**WHAT IS REQUIRED:**
Report every line from the material that contains the word "Price".

___ DATA LISTING

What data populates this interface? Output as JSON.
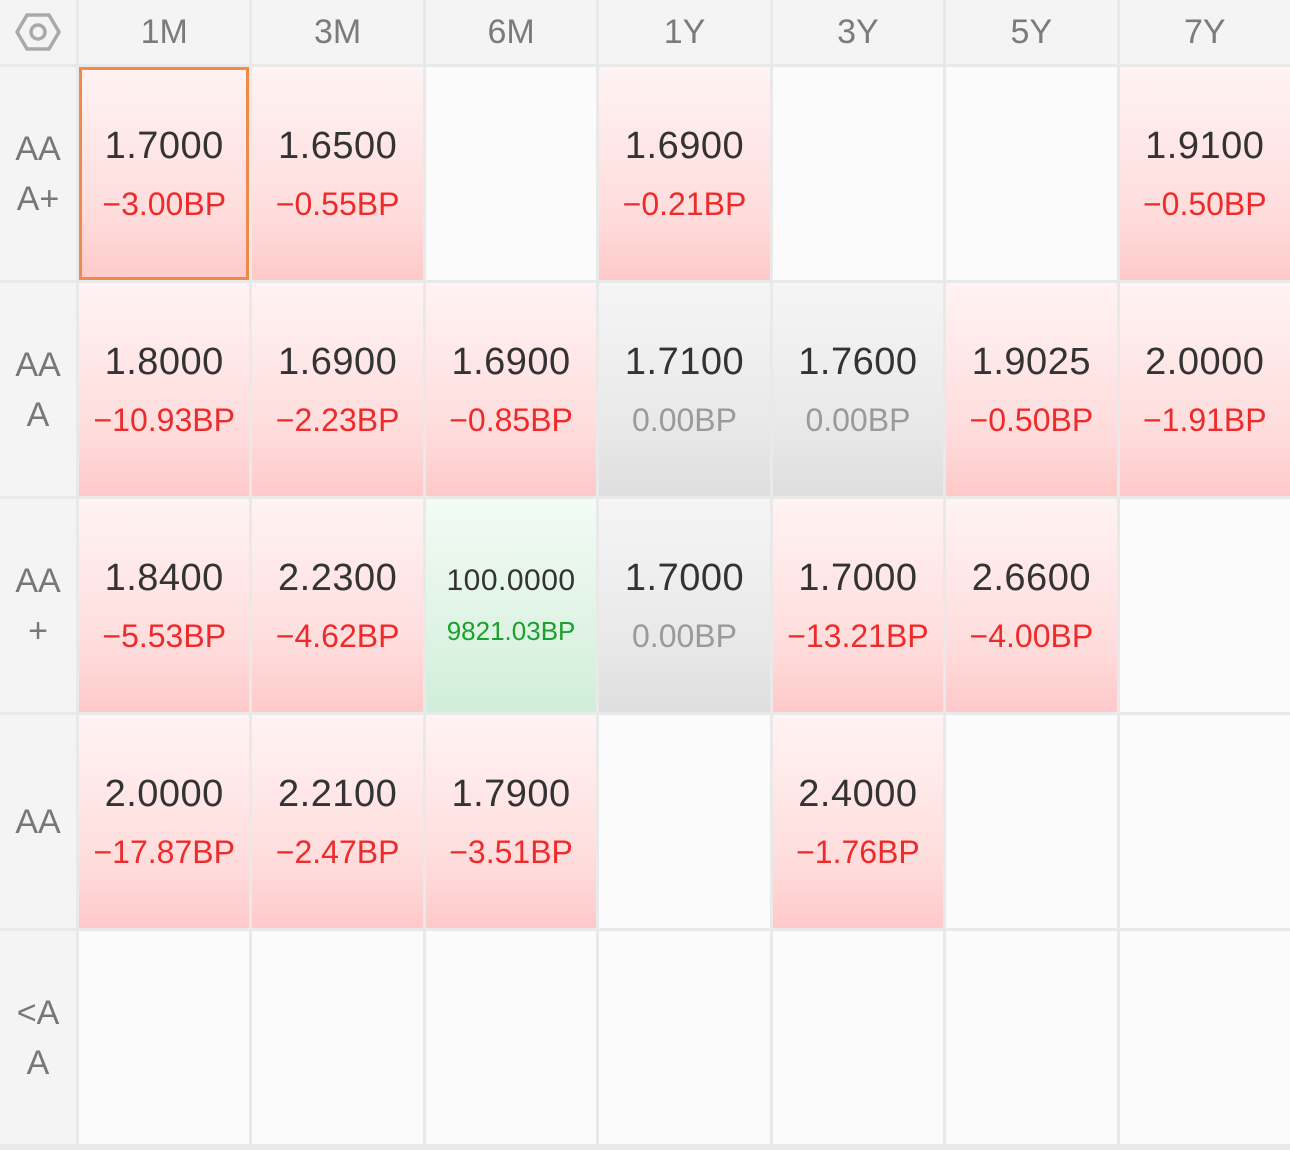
{
  "header": {
    "settings_icon": "hexagon-settings-icon",
    "tenors": [
      "1M",
      "3M",
      "6M",
      "1Y",
      "3Y",
      "5Y",
      "7Y"
    ]
  },
  "rows": [
    {
      "rating": "AAA+",
      "cells": [
        {
          "rate": "1.7000",
          "change": "−3.00BP",
          "trend": "up",
          "selected": true
        },
        {
          "rate": "1.6500",
          "change": "−0.55BP",
          "trend": "up"
        },
        null,
        {
          "rate": "1.6900",
          "change": "−0.21BP",
          "trend": "up"
        },
        null,
        null,
        {
          "rate": "1.9100",
          "change": "−0.50BP",
          "trend": "up"
        }
      ]
    },
    {
      "rating": "AAA",
      "cells": [
        {
          "rate": "1.8000",
          "change": "−10.93BP",
          "trend": "up"
        },
        {
          "rate": "1.6900",
          "change": "−2.23BP",
          "trend": "up"
        },
        {
          "rate": "1.6900",
          "change": "−0.85BP",
          "trend": "up"
        },
        {
          "rate": "1.7100",
          "change": "0.00BP",
          "trend": "flat"
        },
        {
          "rate": "1.7600",
          "change": "0.00BP",
          "trend": "flat"
        },
        {
          "rate": "1.9025",
          "change": "−0.50BP",
          "trend": "up"
        },
        {
          "rate": "2.0000",
          "change": "−1.91BP",
          "trend": "up"
        }
      ]
    },
    {
      "rating": "AA+",
      "cells": [
        {
          "rate": "1.8400",
          "change": "−5.53BP",
          "trend": "up"
        },
        {
          "rate": "2.2300",
          "change": "−4.62BP",
          "trend": "up"
        },
        {
          "rate": "100.0000",
          "change": "9821.03BP",
          "trend": "down",
          "small": true
        },
        {
          "rate": "1.7000",
          "change": "0.00BP",
          "trend": "flat"
        },
        {
          "rate": "1.7000",
          "change": "−13.21BP",
          "trend": "up"
        },
        {
          "rate": "2.6600",
          "change": "−4.00BP",
          "trend": "up"
        },
        null
      ]
    },
    {
      "rating": "AA",
      "cells": [
        {
          "rate": "2.0000",
          "change": "−17.87BP",
          "trend": "up"
        },
        {
          "rate": "2.2100",
          "change": "−2.47BP",
          "trend": "up"
        },
        {
          "rate": "1.7900",
          "change": "−3.51BP",
          "trend": "up"
        },
        null,
        {
          "rate": "2.4000",
          "change": "−1.76BP",
          "trend": "up"
        },
        null,
        null
      ]
    },
    {
      "rating": "<AA",
      "cells": [
        null,
        null,
        null,
        null,
        null,
        null,
        null
      ]
    }
  ]
}
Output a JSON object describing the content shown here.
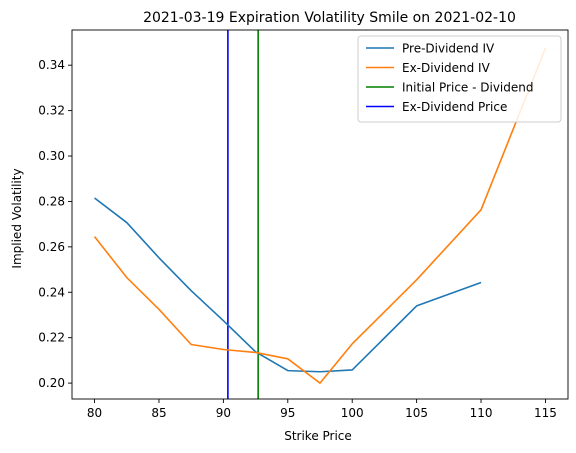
{
  "chart_data": {
    "type": "line",
    "title": "2021-03-19 Expiration Volatility Smile on 2021-02-10",
    "xlabel": "Strike Price",
    "ylabel": "Implied Volatility",
    "xlim": [
      78.25,
      116.75
    ],
    "ylim": [
      0.193,
      0.3555
    ],
    "xticks": [
      80,
      85,
      90,
      95,
      100,
      105,
      110,
      115
    ],
    "yticks": [
      0.2,
      0.22,
      0.24,
      0.26,
      0.28,
      0.3,
      0.32,
      0.34
    ],
    "grid": false,
    "legend_position": "top-right",
    "series": [
      {
        "name": "Pre-Dividend IV",
        "color": "#1f77b4",
        "x": [
          80,
          82.5,
          85,
          87.5,
          90,
          92.5,
          95,
          97.5,
          100,
          105,
          110
        ],
        "y": [
          0.2815,
          0.2707,
          0.2552,
          0.2407,
          0.2275,
          0.2138,
          0.2055,
          0.205,
          0.2058,
          0.234,
          0.2443
        ]
      },
      {
        "name": "Ex-Dividend IV",
        "color": "#ff7f0e",
        "x": [
          80,
          82.5,
          85,
          87.5,
          90,
          92.5,
          95,
          97.5,
          100,
          105,
          110,
          115
        ],
        "y": [
          0.2645,
          0.2465,
          0.2325,
          0.217,
          0.2148,
          0.2135,
          0.2107,
          0.2,
          0.2173,
          0.2455,
          0.2763,
          0.3475
        ]
      }
    ],
    "vlines": [
      {
        "name": "Initial Price - Dividend",
        "color": "#008000",
        "x": 92.7
      },
      {
        "name": "Ex-Dividend Price",
        "color": "#0000ff",
        "x": 90.35
      }
    ]
  }
}
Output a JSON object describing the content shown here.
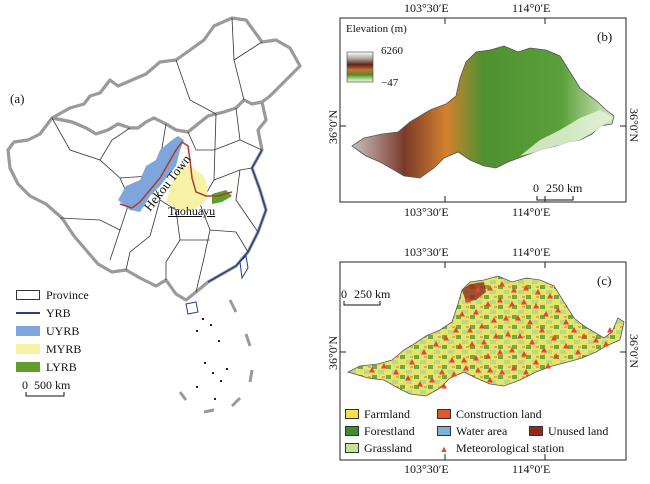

______

**RESPONSE TO THE TASK:**
    "xlabel": "Strike Price",
        "name": "Initial Price - Dividend",
        "name": "Ex-Dividend Price",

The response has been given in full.